To do: Please quote the material exactly, every line of it.

--- START OF Records for the exercise ---

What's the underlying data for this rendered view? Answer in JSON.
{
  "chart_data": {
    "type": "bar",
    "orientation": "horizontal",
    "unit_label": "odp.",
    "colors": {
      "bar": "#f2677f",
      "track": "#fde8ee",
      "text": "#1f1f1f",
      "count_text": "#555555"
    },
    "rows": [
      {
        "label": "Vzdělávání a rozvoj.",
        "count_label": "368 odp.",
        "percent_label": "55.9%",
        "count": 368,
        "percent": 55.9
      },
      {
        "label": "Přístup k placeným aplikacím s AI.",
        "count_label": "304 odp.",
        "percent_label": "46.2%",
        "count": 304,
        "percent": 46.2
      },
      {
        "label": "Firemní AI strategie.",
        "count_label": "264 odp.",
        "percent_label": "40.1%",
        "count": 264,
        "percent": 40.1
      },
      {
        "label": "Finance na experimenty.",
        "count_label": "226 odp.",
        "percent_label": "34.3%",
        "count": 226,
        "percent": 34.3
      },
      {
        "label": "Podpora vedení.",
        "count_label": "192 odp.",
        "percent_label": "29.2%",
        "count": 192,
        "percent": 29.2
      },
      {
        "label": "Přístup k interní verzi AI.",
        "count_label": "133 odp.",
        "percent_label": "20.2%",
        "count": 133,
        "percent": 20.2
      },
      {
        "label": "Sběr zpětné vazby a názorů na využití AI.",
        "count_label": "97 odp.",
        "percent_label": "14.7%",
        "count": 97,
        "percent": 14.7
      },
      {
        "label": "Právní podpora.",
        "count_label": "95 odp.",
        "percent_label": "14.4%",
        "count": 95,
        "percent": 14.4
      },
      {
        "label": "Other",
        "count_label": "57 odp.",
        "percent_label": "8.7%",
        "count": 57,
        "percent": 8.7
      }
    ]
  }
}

--- END OF Records for the exercise ---

Correct result:
What's the underlying data for this rendered view? Answer in JSON.
{
  "chart_data": {
    "type": "bar",
    "orientation": "horizontal",
    "unit_label": "odp.",
    "colors": {
      "bar": "#f2677f",
      "track": "#fde8ee",
      "text": "#1f1f1f",
      "count_text": "#555555"
    },
    "rows": [
      {
        "label": "Vzdělávání a rozvoj.",
        "count_label": "368 odp.",
        "percent_label": "55.9%",
        "count": 368,
        "percent": 55.9
      },
      {
        "label": "Přístup k placeným aplikacím s AI.",
        "count_label": "304 odp.",
        "percent_label": "46.2%",
        "count": 304,
        "percent": 46.2
      },
      {
        "label": "Firemní AI strategie.",
        "count_label": "264 odp.",
        "percent_label": "40.1%",
        "count": 264,
        "percent": 40.1
      },
      {
        "label": "Finance na experimenty.",
        "count_label": "226 odp.",
        "percent_label": "34.3%",
        "count": 226,
        "percent": 34.3
      },
      {
        "label": "Podpora vedení.",
        "count_label": "192 odp.",
        "percent_label": "29.2%",
        "count": 192,
        "percent": 29.2
      },
      {
        "label": "Přístup k interní verzi AI.",
        "count_label": "133 odp.",
        "percent_label": "20.2%",
        "count": 133,
        "percent": 20.2
      },
      {
        "label": "Sběr zpětné vazby a názorů na využití AI.",
        "count_label": "97 odp.",
        "percent_label": "14.7%",
        "count": 97,
        "percent": 14.7
      },
      {
        "label": "Právní podpora.",
        "count_label": "95 odp.",
        "percent_label": "14.4%",
        "count": 95,
        "percent": 14.4
      },
      {
        "label": "Other",
        "count_label": "57 odp.",
        "percent_label": "8.7%",
        "count": 57,
        "percent": 8.7
      }
    ]
  }
}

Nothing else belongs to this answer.